>> START

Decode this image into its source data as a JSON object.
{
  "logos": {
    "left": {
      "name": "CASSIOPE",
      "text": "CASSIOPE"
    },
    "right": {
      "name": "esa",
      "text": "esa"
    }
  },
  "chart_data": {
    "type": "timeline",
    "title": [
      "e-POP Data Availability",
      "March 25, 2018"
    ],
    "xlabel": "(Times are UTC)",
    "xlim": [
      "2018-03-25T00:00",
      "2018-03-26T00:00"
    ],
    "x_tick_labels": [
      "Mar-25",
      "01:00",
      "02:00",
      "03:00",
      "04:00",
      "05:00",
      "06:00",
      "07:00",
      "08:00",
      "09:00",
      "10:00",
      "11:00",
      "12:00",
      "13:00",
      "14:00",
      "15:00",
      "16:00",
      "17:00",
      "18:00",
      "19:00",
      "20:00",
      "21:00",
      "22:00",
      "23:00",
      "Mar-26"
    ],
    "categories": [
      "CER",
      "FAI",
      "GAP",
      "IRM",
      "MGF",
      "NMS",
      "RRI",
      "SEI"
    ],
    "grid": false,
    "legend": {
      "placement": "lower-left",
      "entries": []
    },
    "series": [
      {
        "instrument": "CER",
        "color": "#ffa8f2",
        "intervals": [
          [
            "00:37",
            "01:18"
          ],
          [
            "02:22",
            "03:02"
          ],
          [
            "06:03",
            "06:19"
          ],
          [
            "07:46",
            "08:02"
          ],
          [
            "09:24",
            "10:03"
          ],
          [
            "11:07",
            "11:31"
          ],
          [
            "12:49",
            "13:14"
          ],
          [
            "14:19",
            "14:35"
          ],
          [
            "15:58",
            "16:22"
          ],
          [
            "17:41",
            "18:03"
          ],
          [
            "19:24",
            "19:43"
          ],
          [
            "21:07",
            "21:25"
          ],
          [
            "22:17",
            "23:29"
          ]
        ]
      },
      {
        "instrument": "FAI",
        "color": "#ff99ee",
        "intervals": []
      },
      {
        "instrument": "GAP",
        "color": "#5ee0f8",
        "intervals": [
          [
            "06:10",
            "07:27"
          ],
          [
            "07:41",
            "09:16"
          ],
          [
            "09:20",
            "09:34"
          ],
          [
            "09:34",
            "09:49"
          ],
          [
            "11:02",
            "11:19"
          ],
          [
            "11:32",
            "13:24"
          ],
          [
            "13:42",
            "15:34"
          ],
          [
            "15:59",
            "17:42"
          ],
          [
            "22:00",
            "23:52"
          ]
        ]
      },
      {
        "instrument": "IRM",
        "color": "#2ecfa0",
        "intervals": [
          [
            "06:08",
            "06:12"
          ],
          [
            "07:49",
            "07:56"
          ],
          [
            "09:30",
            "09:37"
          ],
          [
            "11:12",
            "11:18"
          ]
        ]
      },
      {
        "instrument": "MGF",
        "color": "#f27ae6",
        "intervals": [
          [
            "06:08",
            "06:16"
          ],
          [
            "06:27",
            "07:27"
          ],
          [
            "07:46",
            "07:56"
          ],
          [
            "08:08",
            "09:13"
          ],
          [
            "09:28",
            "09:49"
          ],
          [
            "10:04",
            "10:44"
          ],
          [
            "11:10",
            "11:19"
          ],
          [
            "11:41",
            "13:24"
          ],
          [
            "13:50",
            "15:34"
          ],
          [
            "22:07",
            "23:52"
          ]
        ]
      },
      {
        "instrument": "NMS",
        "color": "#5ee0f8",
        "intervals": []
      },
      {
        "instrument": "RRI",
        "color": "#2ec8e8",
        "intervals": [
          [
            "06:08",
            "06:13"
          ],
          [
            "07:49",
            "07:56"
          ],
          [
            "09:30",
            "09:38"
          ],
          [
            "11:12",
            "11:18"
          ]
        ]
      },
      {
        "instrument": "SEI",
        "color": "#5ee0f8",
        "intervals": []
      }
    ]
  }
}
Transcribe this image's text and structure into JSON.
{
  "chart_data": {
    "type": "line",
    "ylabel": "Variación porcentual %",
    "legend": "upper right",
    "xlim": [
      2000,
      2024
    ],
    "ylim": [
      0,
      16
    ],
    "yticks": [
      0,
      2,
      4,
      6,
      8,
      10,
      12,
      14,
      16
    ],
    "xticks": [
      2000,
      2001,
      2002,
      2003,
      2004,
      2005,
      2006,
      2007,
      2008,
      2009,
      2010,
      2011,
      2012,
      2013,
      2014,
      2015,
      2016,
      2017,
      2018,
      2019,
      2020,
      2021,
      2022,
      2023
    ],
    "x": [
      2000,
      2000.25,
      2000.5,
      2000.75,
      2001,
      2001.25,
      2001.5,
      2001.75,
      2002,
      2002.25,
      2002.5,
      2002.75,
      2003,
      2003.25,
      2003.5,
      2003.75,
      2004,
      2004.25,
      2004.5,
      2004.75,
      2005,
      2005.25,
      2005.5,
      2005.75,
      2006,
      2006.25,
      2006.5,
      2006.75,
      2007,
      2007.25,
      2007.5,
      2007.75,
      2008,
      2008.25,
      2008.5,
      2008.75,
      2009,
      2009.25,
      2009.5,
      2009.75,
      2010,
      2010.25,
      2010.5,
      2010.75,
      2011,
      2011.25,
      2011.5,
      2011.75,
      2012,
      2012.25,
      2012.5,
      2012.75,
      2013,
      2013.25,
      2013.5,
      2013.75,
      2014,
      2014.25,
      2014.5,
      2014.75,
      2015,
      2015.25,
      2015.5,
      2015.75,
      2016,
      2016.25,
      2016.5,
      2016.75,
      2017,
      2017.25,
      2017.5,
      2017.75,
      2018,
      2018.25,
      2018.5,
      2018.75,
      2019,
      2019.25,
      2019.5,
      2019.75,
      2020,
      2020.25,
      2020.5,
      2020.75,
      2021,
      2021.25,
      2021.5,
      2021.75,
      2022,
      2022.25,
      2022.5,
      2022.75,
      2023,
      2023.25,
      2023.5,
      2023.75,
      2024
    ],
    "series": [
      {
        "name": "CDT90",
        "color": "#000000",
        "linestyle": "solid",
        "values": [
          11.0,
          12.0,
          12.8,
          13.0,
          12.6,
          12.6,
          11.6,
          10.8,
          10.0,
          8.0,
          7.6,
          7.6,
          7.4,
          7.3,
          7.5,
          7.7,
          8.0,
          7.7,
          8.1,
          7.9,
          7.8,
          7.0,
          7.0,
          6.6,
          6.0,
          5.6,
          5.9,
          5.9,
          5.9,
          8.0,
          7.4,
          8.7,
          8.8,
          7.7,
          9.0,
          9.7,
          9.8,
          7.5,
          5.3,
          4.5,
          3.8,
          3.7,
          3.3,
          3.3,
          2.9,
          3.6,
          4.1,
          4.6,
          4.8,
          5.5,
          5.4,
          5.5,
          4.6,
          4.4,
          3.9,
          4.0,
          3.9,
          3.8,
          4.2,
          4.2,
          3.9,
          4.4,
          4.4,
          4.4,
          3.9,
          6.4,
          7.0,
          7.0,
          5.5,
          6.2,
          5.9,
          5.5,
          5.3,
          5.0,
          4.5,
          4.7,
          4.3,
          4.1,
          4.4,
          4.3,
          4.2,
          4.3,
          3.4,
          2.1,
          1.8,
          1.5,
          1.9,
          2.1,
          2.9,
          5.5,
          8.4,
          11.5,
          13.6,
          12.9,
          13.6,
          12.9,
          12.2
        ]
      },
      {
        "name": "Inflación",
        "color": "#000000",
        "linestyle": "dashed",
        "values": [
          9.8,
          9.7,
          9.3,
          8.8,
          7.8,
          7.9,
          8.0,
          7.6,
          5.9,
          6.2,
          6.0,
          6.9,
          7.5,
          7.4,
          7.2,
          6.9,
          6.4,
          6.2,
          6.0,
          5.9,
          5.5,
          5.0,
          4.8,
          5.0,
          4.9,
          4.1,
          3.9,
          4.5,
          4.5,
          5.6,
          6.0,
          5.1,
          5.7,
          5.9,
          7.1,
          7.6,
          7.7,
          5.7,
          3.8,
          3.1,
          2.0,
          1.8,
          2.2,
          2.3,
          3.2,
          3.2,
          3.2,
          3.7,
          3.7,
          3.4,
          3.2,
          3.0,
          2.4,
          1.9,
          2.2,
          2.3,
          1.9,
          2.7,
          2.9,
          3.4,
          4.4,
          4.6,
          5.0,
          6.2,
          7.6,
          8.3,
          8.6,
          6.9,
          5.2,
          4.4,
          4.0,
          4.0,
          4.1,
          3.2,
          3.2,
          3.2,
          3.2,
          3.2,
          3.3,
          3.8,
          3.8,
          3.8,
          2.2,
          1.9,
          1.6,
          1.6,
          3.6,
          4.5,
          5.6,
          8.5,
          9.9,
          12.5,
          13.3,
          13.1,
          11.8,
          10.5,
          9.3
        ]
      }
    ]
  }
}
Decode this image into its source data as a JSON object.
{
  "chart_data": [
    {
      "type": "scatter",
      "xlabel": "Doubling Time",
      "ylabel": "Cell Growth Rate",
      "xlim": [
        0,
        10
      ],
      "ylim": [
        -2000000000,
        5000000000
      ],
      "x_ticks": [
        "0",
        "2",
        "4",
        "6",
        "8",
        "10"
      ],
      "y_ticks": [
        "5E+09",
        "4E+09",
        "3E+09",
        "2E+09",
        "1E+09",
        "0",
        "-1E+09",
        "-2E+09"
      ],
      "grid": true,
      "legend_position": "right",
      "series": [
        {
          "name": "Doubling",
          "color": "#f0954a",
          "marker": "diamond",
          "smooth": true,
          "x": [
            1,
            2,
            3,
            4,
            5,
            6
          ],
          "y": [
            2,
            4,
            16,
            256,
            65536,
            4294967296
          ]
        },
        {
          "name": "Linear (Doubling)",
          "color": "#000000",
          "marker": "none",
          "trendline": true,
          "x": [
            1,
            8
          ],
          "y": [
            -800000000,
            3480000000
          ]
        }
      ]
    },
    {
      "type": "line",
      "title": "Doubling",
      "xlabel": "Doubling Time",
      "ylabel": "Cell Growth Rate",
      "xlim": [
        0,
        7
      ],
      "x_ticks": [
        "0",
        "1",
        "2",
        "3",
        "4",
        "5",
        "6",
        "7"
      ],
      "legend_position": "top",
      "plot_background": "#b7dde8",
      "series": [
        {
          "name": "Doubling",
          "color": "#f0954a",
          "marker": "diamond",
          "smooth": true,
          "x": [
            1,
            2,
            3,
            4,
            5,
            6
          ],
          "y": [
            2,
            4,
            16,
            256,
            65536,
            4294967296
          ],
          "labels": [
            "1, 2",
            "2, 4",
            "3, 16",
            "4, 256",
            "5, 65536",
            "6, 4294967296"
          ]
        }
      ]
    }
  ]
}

>> END

### [GIVEN INSTRUCTION]
Find the lines with the string "text" and reproduce them.

### [EXERCISE RESPONSE]
      "text": "CASSIOPE"
      "text": "esa"
Transcribe this image's text and structure into JSON.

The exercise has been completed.